**TASK BRIEF:** Copy every line in which the string "unserer" occurs.

**Dataset items:**
- - -
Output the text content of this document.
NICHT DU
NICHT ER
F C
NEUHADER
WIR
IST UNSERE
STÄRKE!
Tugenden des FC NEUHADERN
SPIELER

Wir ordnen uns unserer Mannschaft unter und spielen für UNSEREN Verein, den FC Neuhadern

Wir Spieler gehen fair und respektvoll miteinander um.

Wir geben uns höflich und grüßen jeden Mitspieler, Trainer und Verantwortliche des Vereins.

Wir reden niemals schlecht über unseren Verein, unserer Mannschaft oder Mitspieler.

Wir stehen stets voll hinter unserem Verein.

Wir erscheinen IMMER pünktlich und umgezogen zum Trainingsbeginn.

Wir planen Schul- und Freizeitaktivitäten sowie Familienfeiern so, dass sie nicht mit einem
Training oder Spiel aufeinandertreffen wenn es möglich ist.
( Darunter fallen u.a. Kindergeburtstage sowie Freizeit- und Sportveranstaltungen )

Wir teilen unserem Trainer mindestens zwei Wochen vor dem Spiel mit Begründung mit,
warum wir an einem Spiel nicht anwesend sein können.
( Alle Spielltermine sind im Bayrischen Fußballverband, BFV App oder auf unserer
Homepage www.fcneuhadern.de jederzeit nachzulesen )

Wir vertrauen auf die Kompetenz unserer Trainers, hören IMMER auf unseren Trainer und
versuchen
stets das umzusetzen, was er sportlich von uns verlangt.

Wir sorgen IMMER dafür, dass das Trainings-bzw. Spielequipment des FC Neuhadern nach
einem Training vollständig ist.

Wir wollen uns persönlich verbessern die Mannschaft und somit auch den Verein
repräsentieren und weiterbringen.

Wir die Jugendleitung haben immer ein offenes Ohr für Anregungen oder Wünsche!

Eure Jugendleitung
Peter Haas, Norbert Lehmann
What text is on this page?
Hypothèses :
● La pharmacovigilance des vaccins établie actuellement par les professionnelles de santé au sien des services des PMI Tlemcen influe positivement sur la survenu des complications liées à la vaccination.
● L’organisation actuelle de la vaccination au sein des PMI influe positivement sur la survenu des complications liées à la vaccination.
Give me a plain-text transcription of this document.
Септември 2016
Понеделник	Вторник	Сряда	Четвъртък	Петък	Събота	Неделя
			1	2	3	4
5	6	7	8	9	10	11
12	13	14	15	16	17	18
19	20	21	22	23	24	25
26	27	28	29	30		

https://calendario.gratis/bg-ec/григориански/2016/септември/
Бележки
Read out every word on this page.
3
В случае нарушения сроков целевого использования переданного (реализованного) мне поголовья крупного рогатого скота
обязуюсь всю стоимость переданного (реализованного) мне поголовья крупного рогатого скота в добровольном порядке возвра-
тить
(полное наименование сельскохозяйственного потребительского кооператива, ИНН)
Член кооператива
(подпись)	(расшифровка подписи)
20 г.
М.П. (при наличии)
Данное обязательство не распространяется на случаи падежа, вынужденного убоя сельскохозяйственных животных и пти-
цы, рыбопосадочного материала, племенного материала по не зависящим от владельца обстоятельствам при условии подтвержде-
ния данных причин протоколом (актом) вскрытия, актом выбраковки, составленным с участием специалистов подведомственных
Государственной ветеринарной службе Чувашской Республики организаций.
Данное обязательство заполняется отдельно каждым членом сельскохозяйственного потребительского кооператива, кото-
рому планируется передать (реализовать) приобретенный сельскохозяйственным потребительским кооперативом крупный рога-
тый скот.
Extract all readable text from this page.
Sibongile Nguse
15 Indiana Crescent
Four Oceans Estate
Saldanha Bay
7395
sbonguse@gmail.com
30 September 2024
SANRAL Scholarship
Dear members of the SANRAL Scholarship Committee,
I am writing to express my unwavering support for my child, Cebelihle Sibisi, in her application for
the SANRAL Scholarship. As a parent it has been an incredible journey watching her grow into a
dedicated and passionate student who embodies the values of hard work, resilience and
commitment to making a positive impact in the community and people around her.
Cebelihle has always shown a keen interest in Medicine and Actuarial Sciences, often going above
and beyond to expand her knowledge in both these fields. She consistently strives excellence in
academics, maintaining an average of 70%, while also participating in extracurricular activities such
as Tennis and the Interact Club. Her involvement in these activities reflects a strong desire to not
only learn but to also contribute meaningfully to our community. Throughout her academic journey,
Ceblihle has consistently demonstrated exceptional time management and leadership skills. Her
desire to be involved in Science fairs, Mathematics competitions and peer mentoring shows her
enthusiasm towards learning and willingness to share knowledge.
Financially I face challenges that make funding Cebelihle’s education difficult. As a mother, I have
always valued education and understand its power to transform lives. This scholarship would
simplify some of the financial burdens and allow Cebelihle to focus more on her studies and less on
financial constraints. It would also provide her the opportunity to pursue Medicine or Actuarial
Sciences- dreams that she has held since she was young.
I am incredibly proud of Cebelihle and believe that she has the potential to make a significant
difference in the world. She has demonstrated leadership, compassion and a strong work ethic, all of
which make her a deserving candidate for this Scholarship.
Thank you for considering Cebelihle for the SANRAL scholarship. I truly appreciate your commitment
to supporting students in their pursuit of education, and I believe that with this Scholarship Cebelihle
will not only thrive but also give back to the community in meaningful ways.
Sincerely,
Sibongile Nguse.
- - -
**EXERCISE RESPONSE:**
Wir ordnen uns unserer Mannschaft unter und spielen für UNSEREN Verein, den FC Neuhadern
Wir reden niemals schlecht über unseren Verein, unserer Mannschaft oder Mitspieler.
( Alle Spielltermine sind im Bayrischen Fußballverband, BFV App oder auf unserer
Wir vertrauen auf die Kompetenz unserer Trainers, hören IMMER auf unseren Trainer und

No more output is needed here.